- What is asked
Answer with one number: how many lines hold "false".

- Supplied records
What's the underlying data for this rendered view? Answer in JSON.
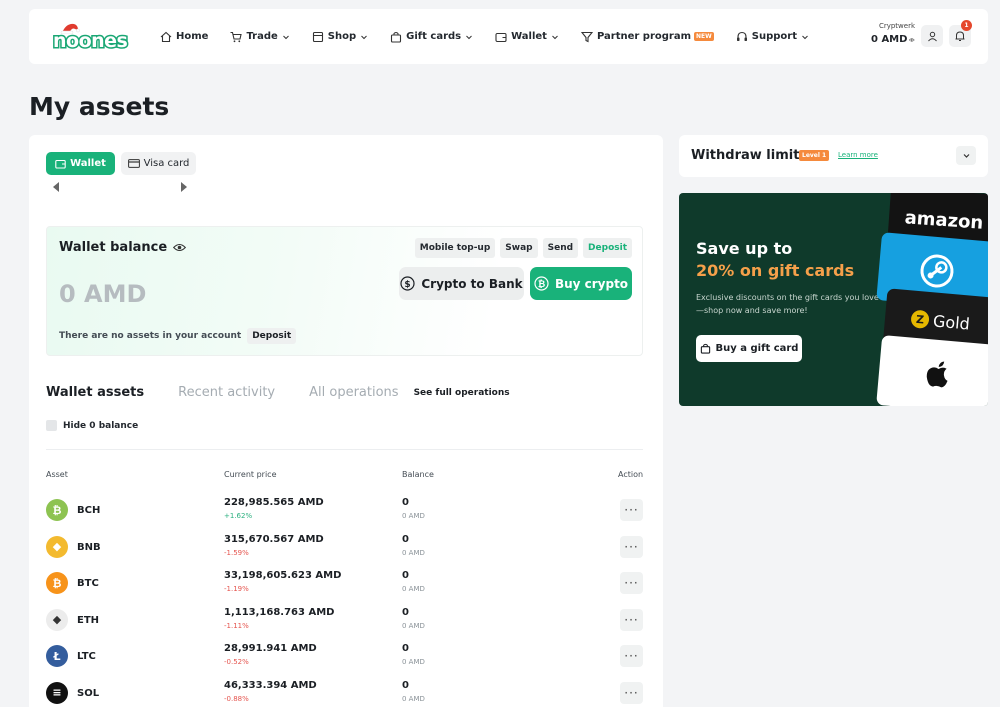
{
  "brand": {
    "logo_text": "noones",
    "accent": "#19b27a",
    "alert": "#e5482d"
  },
  "nav": {
    "items": [
      {
        "label": "Home",
        "icon": "home-icon",
        "dropdown": false
      },
      {
        "label": "Trade",
        "icon": "cart-icon",
        "dropdown": true
      },
      {
        "label": "Shop",
        "icon": "shop-icon",
        "dropdown": true
      },
      {
        "label": "Gift cards",
        "icon": "bag-icon",
        "dropdown": true
      },
      {
        "label": "Wallet",
        "icon": "wallet-icon",
        "dropdown": true
      },
      {
        "label": "Partner program",
        "icon": "partner-icon",
        "dropdown": false,
        "badge": "NEW"
      },
      {
        "label": "Support",
        "icon": "headset-icon",
        "dropdown": true
      }
    ],
    "account_name": "Cryptwerk",
    "account_balance": "0 AMD",
    "notifications": "1"
  },
  "page_title": "My assets",
  "wallet_tabs": {
    "wallet": "Wallet",
    "visa": "Visa card"
  },
  "balance": {
    "title": "Wallet balance",
    "quick_actions": [
      "Mobile top-up",
      "Swap",
      "Send",
      "Deposit"
    ],
    "amount": "0 AMD",
    "empty_text": "There are no assets in your account",
    "deposit": "Deposit",
    "crypto_to_bank": "Crypto to Bank",
    "buy_crypto": "Buy crypto"
  },
  "sub_tabs": {
    "wallet_assets": "Wallet assets",
    "recent_activity": "Recent activity",
    "all_operations": "All operations",
    "see_full": "See full operations"
  },
  "hide_zero": "Hide 0 balance",
  "table": {
    "headers": {
      "asset": "Asset",
      "price": "Current price",
      "balance": "Balance",
      "action": "Action"
    },
    "rows": [
      {
        "symbol": "BCH",
        "glyph": "₿",
        "color": "#8dc351",
        "price": "228,985.565 AMD",
        "change": "+1.62%",
        "dir": "up",
        "balance": "0",
        "balance_sub": "0 AMD"
      },
      {
        "symbol": "BNB",
        "glyph": "◆",
        "color": "#f3ba2f",
        "price": "315,670.567 AMD",
        "change": "-1.59%",
        "dir": "down",
        "balance": "0",
        "balance_sub": "0 AMD"
      },
      {
        "symbol": "BTC",
        "glyph": "₿",
        "color": "#f7931a",
        "price": "33,198,605.623 AMD",
        "change": "-1.19%",
        "dir": "down",
        "balance": "0",
        "balance_sub": "0 AMD"
      },
      {
        "symbol": "ETH",
        "glyph": "◆",
        "color": "#ececec",
        "price": "1,113,168.763 AMD",
        "change": "-1.11%",
        "dir": "down",
        "balance": "0",
        "balance_sub": "0 AMD"
      },
      {
        "symbol": "LTC",
        "glyph": "Ł",
        "color": "#345d9d",
        "price": "28,991.941 AMD",
        "change": "-0.52%",
        "dir": "down",
        "balance": "0",
        "balance_sub": "0 AMD"
      },
      {
        "symbol": "SOL",
        "glyph": "≡",
        "color": "#111111",
        "price": "46,333.394 AMD",
        "change": "-0.88%",
        "dir": "down",
        "balance": "0",
        "balance_sub": "0 AMD"
      }
    ],
    "action_label": "···"
  },
  "limits": {
    "title": "Withdraw limits",
    "level": "Level 1",
    "learn_more": "Learn more"
  },
  "promo": {
    "line1": "Save up to",
    "line2": "20% on gift cards",
    "text": "Exclusive discounts on the gift cards you love—shop now and save more!",
    "button": "Buy a gift card",
    "cards": {
      "amazon": "amazon",
      "gold": "Gold"
    },
    "accent": "#f5a04a"
  }
}
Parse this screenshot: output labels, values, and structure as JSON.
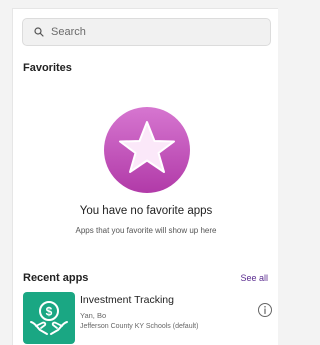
{
  "search": {
    "placeholder": "Search",
    "icon": "search-icon"
  },
  "favorites": {
    "title": "Favorites",
    "empty_title": "You have no favorite apps",
    "empty_subtitle": "Apps that you favorite will show up here",
    "empty_icon": "star-icon"
  },
  "recent": {
    "title": "Recent apps",
    "see_all_label": "See all",
    "apps": [
      {
        "name": "Investment Tracking",
        "owner": "Yan, Bo",
        "environment": "Jefferson County KY Schools (default)",
        "icon": "dollar-hands-icon",
        "tile_color": "#1aa783"
      }
    ]
  },
  "colors": {
    "accent": "#5b2d90",
    "star_gradient_top": "#d676d0",
    "star_gradient_bottom": "#b13aa8"
  }
}
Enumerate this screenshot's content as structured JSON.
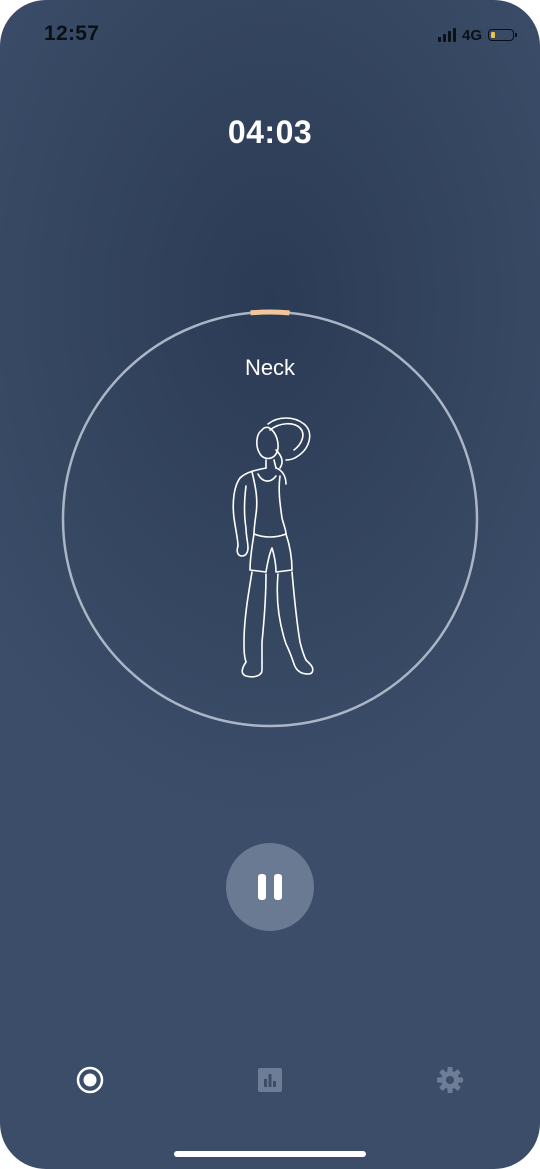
{
  "status_bar": {
    "time": "12:57",
    "network": "4G",
    "battery_color": "#e9c446"
  },
  "session": {
    "timer": "04:03",
    "exercise": "Neck",
    "progress_fraction": 0.03,
    "ring_color": "#aab5c6",
    "progress_color": "#f2c59a"
  },
  "controls": {
    "pause_icon": "pause-icon"
  },
  "tab_bar": {
    "tabs": [
      {
        "icon": "record-icon",
        "active": true
      },
      {
        "icon": "stats-icon",
        "active": false
      },
      {
        "icon": "gear-icon",
        "active": false
      }
    ],
    "active_color": "#ffffff",
    "inactive_color": "#6e7d97"
  }
}
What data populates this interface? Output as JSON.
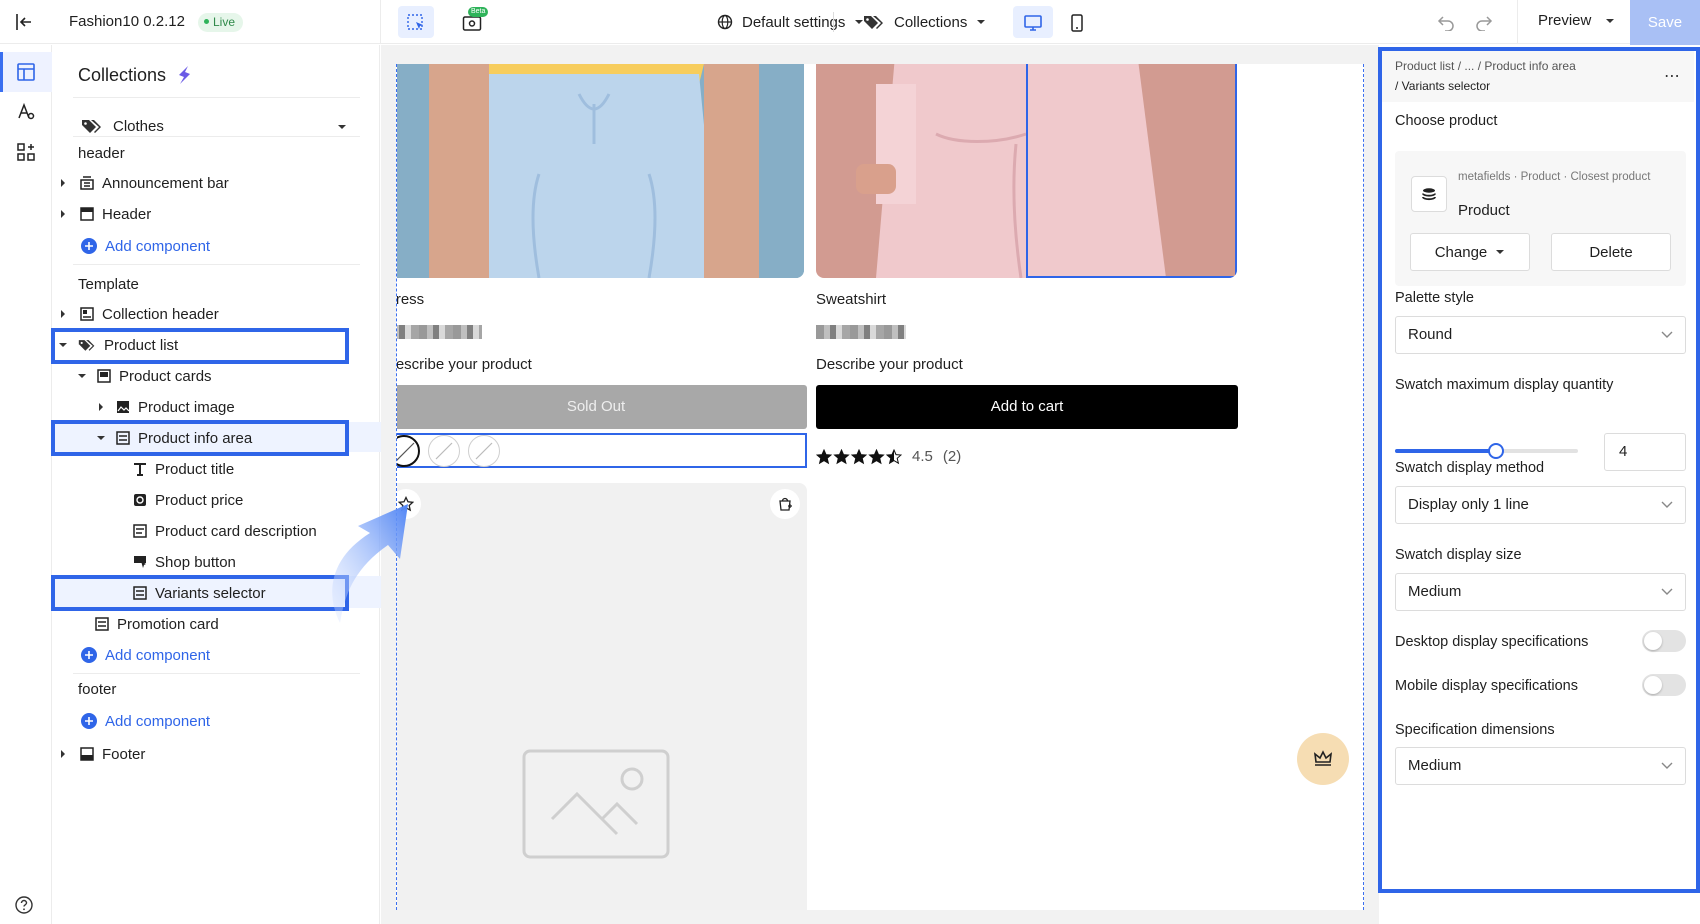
{
  "app": {
    "title": "Fashion10 0.2.12",
    "status_badge": "Live",
    "beta_tag": "Beta",
    "settings_dropdown": "Default settings",
    "template_dropdown": "Collections",
    "preview_label": "Preview",
    "save_label": "Save"
  },
  "structure_panel": {
    "title": "Collections",
    "collection_select": "Clothes",
    "sections": {
      "header_label": "header",
      "template_label": "Template",
      "footer_label": "footer"
    },
    "items": {
      "announcement_bar": "Announcement bar",
      "header": "Header",
      "collection_header": "Collection header",
      "product_list": "Product list",
      "product_cards": "Product cards",
      "product_image": "Product image",
      "product_info_area": "Product info area",
      "product_title": "Product title",
      "product_price": "Product price",
      "product_card_description": "Product card description",
      "shop_button": "Shop button",
      "variants_selector": "Variants selector",
      "promotion_card": "Promotion card",
      "footer": "Footer"
    },
    "add_component_label": "Add component"
  },
  "canvas": {
    "products": [
      {
        "name": "Dress",
        "description": "Describe your product",
        "button": "Sold Out"
      },
      {
        "name": "Sweatshirt",
        "description": "Describe your product",
        "button": "Add to cart",
        "rating": "4.5",
        "rating_count": "(2)",
        "rating_value": 4.5
      }
    ]
  },
  "settings_panel": {
    "breadcrumb_path": "Product list / ... / Product info area",
    "breadcrumb_current": "/ Variants selector",
    "choose_product_label": "Choose product",
    "source_path": "metafields · Product · Closest product",
    "source_name": "Product",
    "change_button": "Change",
    "delete_button": "Delete",
    "palette_style_label": "Palette style",
    "palette_style_value": "Round",
    "swatch_max_label": "Swatch maximum display quantity",
    "swatch_max_value": "4",
    "swatch_max_slider_fraction": 0.55,
    "swatch_method_label": "Swatch display method",
    "swatch_method_value": "Display only 1 line",
    "swatch_size_label": "Swatch display size",
    "swatch_size_value": "Medium",
    "desktop_spec_label": "Desktop display specifications",
    "mobile_spec_label": "Mobile display specifications",
    "spec_dimensions_label": "Specification dimensions",
    "spec_dimensions_value": "Medium"
  },
  "colors": {
    "accent": "#2f65e8",
    "save_button": "#a9c0f5",
    "sold_out": "#a8a8a8",
    "add_to_cart": "#000000"
  }
}
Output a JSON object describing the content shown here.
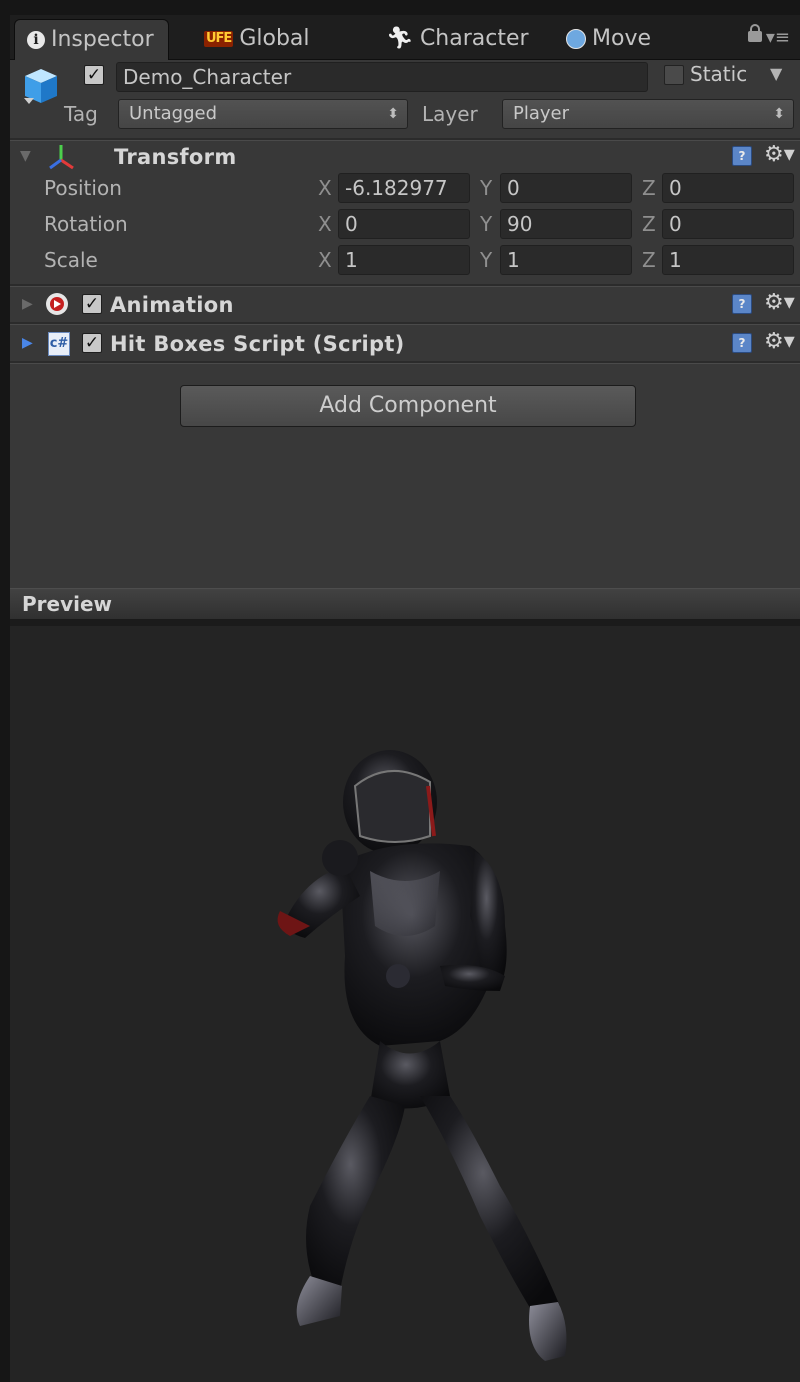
{
  "tabs": [
    {
      "label": "Inspector",
      "icon": "info-icon"
    },
    {
      "label": "Global",
      "icon": "ufe-logo-icon"
    },
    {
      "label": "Character",
      "icon": "running-figure-icon"
    },
    {
      "label": "Move",
      "icon": "move-globe-icon"
    }
  ],
  "gameobject": {
    "active": true,
    "name": "Demo_Character",
    "static_label": "Static",
    "static": false,
    "tag_label": "Tag",
    "tag_value": "Untagged",
    "layer_label": "Layer",
    "layer_value": "Player"
  },
  "transform": {
    "title": "Transform",
    "rows": [
      {
        "label": "Position",
        "x": "-6.182977",
        "y": "0",
        "z": "0"
      },
      {
        "label": "Rotation",
        "x": "0",
        "y": "90",
        "z": "0"
      },
      {
        "label": "Scale",
        "x": "1",
        "y": "1",
        "z": "1"
      }
    ],
    "axis_x": "X",
    "axis_y": "Y",
    "axis_z": "Z"
  },
  "components": [
    {
      "title": "Animation",
      "enabled": true,
      "icon": "animation-play-icon"
    },
    {
      "title": "Hit Boxes Script (Script)",
      "enabled": true,
      "icon": "csharp-script-icon"
    }
  ],
  "add_component_label": "Add Component",
  "preview": {
    "title": "Preview",
    "subject": "character-model-in-fighting-stance"
  },
  "colors": {
    "panel": "#383838",
    "preview_bg": "#242424",
    "accent_blue": "#4a86e8"
  }
}
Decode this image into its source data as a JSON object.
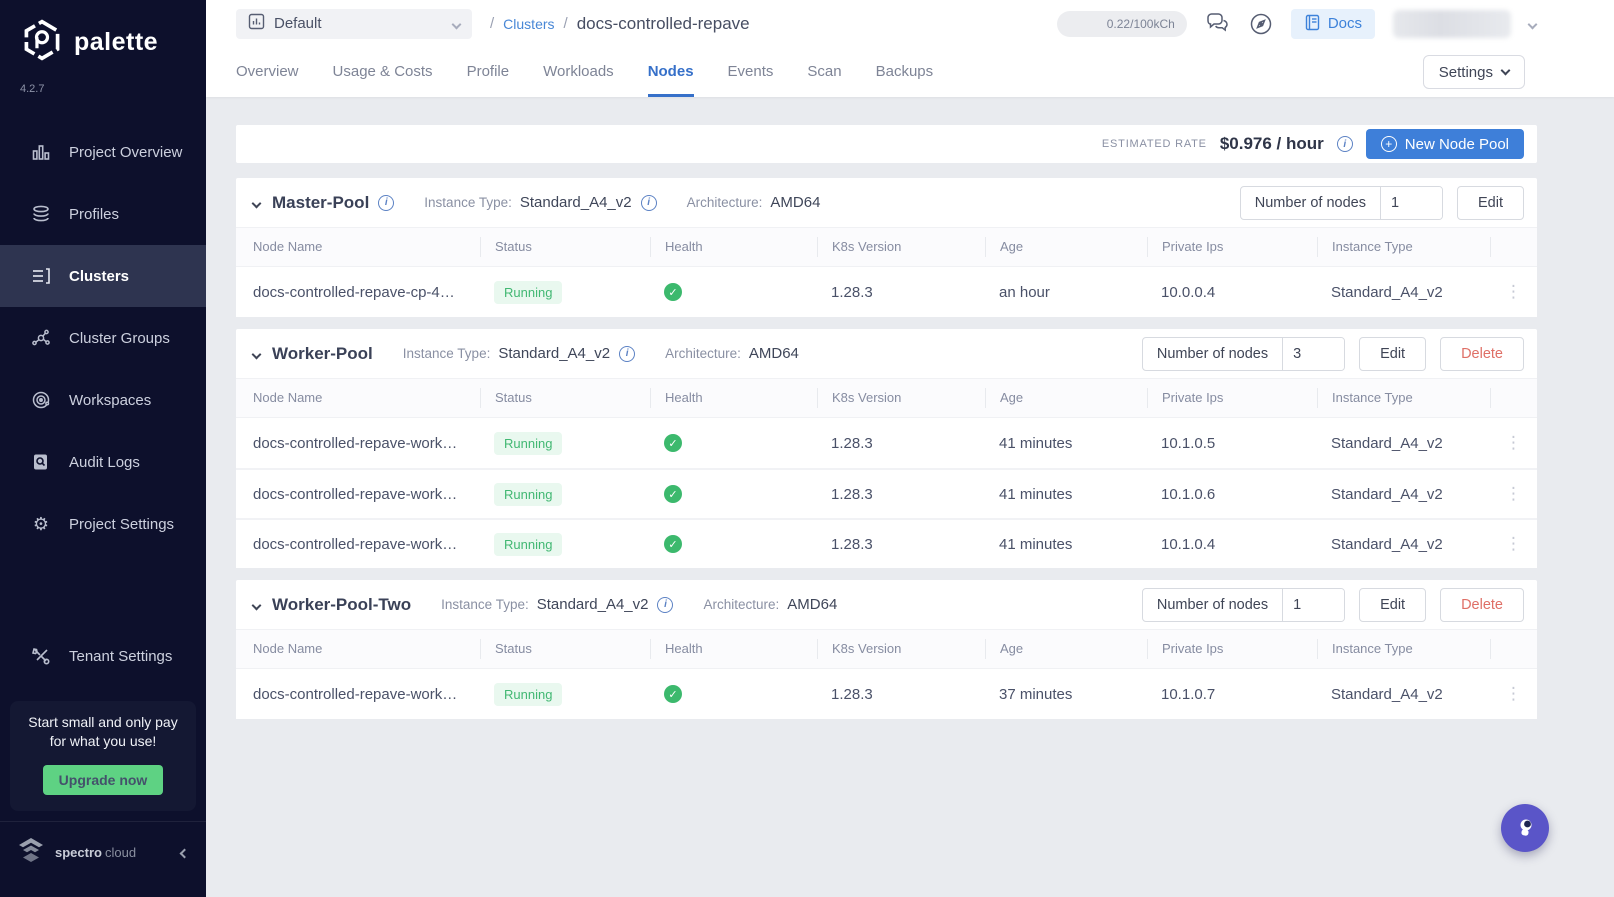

- The response
5